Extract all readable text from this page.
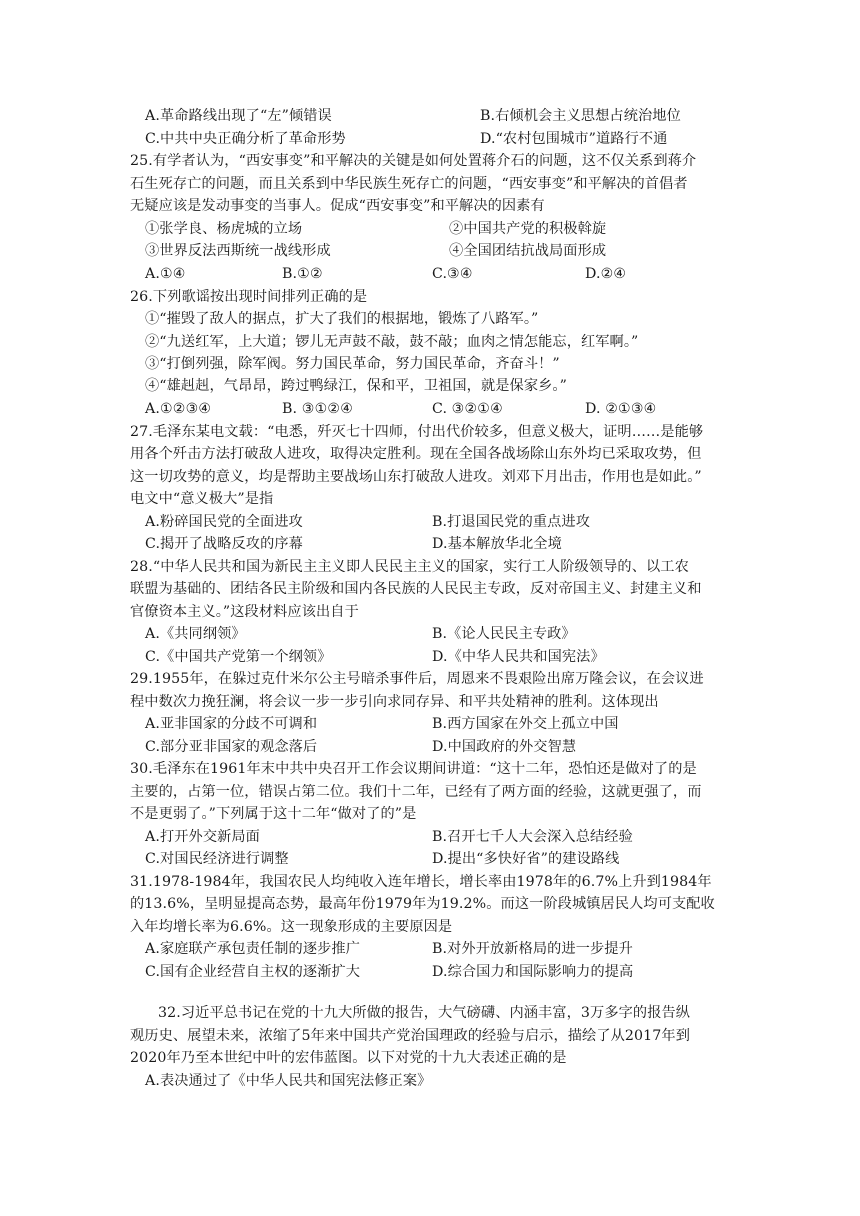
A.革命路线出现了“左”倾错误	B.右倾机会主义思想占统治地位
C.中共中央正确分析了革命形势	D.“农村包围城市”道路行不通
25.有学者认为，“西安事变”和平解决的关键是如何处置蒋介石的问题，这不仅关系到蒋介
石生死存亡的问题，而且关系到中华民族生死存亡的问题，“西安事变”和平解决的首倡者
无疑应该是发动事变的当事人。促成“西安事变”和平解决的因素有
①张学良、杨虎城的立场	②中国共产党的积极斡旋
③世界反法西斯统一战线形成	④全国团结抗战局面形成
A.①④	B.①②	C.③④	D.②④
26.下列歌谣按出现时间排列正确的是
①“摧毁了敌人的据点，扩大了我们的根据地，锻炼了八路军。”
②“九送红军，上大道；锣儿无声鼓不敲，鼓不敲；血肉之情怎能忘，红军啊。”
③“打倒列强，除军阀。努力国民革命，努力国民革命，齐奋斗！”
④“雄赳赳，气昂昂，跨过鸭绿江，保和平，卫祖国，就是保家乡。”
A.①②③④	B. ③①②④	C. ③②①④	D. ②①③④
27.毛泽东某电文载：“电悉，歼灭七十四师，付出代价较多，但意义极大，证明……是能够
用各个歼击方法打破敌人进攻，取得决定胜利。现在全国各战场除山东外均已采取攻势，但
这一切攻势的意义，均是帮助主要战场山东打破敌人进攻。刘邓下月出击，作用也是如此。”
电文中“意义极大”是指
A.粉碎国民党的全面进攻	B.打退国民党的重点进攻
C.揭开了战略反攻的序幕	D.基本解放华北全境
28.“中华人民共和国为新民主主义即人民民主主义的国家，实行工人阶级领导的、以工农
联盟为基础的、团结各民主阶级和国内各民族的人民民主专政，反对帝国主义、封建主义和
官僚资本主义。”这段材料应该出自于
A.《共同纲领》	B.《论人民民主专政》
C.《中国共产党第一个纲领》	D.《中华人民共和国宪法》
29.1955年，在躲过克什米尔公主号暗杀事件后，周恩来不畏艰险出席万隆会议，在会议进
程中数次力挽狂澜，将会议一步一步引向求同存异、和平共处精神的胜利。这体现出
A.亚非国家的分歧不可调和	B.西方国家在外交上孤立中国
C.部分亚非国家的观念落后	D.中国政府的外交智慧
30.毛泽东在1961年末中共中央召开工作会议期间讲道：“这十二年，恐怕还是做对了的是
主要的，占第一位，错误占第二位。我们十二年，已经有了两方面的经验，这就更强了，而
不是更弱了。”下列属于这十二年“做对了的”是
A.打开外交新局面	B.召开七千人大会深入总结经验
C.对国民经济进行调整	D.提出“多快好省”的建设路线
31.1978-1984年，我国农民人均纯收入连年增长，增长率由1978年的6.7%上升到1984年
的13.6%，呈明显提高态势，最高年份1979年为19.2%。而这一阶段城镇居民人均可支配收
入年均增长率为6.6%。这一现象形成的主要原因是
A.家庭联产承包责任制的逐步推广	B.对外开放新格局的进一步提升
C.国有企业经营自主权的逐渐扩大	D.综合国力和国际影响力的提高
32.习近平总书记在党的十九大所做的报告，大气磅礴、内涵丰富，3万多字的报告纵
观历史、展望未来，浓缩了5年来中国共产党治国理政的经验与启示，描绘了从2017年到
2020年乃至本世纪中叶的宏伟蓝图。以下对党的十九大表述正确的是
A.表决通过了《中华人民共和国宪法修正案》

---

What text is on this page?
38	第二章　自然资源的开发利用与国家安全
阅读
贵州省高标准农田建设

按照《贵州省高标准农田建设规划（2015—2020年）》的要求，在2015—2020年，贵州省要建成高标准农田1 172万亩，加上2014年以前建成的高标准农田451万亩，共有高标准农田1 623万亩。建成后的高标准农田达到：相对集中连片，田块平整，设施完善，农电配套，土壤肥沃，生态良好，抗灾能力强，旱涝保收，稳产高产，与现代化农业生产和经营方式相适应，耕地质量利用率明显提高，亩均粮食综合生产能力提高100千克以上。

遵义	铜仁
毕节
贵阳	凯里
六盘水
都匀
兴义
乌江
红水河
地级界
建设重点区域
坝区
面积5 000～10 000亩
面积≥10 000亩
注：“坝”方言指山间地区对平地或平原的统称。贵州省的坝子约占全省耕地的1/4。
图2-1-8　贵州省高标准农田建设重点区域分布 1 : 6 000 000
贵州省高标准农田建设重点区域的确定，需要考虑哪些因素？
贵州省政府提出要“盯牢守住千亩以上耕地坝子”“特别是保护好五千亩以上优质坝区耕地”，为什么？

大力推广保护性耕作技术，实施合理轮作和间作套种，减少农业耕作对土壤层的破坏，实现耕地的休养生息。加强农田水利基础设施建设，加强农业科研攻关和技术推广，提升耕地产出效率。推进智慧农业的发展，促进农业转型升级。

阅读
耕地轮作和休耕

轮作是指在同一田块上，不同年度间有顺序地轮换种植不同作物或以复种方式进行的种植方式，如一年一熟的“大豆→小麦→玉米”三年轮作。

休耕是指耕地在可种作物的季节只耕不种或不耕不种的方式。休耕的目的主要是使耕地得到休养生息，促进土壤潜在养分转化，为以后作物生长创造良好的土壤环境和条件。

THE PROBLEM -
Using the records above, select and copy every line that has the word "西安事变".

CORRECT RESULT -
25.有学者认为，“西安事变”和平解决的关键是如何处置蒋介石的问题，这不仅关系到蒋介
石生死存亡的问题，而且关系到中华民族生死存亡的问题，“西安事变”和平解决的首倡者
无疑应该是发动事变的当事人。促成“西安事变”和平解决的因素有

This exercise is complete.